__Task description__.
All lines in which the word "rain" occurs are to be extracted.

-------

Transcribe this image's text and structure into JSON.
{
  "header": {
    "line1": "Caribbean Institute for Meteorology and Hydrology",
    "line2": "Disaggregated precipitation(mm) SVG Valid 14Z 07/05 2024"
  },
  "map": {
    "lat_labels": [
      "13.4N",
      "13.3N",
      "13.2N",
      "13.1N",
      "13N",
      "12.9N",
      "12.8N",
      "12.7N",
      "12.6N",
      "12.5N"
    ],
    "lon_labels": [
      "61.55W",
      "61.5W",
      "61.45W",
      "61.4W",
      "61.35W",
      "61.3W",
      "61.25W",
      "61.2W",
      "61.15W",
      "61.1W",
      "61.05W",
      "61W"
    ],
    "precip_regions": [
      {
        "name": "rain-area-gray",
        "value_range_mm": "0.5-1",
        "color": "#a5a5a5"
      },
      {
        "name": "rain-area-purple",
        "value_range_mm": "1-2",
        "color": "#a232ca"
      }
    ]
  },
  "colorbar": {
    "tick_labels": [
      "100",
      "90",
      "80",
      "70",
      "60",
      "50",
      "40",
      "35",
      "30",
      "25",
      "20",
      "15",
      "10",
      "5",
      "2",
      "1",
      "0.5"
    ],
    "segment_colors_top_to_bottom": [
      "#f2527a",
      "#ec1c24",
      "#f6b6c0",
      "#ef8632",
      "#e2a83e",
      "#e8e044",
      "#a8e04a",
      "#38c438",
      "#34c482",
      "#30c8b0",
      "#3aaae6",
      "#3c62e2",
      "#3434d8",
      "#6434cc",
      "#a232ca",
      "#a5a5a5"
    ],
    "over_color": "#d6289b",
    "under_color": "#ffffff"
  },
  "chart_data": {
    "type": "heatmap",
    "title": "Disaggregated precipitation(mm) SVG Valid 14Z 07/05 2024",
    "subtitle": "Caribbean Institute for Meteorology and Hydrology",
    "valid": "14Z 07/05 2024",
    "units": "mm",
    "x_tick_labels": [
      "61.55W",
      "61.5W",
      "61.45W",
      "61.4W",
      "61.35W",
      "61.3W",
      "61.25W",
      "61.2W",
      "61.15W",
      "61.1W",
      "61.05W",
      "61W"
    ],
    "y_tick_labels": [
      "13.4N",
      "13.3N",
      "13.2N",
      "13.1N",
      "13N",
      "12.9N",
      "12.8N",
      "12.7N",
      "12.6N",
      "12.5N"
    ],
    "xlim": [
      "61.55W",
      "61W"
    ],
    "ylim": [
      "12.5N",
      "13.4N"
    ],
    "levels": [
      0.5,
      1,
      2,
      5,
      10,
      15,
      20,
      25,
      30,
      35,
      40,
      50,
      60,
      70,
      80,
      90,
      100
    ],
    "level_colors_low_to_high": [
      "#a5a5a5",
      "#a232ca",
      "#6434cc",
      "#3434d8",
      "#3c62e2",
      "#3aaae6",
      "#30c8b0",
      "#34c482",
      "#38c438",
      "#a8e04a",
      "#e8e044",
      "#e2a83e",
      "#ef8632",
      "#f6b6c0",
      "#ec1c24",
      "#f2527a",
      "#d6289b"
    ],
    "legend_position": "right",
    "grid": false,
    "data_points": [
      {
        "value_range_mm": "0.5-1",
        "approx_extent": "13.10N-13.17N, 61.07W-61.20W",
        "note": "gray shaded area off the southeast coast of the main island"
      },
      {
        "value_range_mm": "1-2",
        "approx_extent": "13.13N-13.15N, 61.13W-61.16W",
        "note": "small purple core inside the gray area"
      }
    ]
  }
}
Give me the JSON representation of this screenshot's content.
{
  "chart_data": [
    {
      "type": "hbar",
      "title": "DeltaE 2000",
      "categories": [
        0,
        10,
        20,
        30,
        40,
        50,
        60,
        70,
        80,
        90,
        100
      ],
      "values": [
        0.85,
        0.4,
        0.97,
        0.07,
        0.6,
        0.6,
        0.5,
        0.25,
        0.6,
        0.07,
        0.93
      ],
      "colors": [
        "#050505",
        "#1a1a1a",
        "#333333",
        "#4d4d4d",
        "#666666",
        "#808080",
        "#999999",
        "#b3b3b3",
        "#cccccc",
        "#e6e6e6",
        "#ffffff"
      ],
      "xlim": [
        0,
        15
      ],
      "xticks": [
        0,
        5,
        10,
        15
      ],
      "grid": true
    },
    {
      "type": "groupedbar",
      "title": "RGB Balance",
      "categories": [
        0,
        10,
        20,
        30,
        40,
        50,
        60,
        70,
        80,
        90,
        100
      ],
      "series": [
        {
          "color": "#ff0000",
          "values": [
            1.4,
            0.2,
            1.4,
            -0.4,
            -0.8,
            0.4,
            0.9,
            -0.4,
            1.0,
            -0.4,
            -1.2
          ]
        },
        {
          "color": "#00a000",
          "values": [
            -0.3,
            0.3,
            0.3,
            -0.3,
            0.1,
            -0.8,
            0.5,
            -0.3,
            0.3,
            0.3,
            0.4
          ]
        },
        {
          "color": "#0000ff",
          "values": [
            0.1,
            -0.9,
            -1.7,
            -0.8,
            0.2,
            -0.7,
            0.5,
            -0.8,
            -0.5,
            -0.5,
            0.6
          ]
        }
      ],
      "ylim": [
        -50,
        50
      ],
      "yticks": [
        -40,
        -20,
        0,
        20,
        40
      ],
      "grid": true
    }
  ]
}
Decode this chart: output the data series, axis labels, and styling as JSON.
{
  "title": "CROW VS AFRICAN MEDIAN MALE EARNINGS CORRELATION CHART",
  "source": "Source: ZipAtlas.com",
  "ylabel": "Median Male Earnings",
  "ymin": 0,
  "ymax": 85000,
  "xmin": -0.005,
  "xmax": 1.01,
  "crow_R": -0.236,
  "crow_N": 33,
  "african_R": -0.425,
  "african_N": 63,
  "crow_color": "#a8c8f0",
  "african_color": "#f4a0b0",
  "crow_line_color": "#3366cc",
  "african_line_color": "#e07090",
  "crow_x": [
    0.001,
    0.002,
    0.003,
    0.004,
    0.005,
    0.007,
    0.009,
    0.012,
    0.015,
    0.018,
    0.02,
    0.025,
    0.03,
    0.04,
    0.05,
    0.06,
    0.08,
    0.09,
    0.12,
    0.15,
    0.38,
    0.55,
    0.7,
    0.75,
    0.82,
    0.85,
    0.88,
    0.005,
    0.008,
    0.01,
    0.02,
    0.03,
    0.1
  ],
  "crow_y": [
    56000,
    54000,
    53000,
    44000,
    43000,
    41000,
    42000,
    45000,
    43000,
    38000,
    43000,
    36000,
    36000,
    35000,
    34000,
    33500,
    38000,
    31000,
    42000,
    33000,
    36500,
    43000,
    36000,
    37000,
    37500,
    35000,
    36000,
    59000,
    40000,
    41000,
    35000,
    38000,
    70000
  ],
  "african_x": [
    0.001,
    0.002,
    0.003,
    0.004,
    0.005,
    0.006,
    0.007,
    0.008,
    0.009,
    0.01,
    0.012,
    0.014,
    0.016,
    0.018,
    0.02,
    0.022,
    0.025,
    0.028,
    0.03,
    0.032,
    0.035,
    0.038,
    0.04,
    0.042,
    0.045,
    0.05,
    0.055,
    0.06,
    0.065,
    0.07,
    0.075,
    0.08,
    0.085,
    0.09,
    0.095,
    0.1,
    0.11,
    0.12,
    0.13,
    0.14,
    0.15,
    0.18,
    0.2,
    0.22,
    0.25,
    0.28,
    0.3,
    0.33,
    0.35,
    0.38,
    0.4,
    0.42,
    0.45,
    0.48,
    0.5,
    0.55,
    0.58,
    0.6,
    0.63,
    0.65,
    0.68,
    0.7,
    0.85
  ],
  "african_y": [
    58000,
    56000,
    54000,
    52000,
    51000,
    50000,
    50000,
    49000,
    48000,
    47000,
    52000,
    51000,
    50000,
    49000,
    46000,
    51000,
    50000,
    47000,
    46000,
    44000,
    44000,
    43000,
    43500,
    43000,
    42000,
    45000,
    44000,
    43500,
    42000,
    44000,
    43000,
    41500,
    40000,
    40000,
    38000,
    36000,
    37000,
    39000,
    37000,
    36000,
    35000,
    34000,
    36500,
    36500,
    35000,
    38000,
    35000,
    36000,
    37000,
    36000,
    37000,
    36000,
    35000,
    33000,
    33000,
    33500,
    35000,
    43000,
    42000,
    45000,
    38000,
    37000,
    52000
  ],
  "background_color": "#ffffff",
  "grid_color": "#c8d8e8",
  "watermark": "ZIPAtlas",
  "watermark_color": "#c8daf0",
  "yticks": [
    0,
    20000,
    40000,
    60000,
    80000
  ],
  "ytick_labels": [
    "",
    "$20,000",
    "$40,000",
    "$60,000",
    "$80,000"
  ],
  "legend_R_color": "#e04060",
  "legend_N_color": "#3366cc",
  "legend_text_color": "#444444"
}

-------

__In response__.
        "name": "rain-area-gray",
        "name": "rain-area-purple",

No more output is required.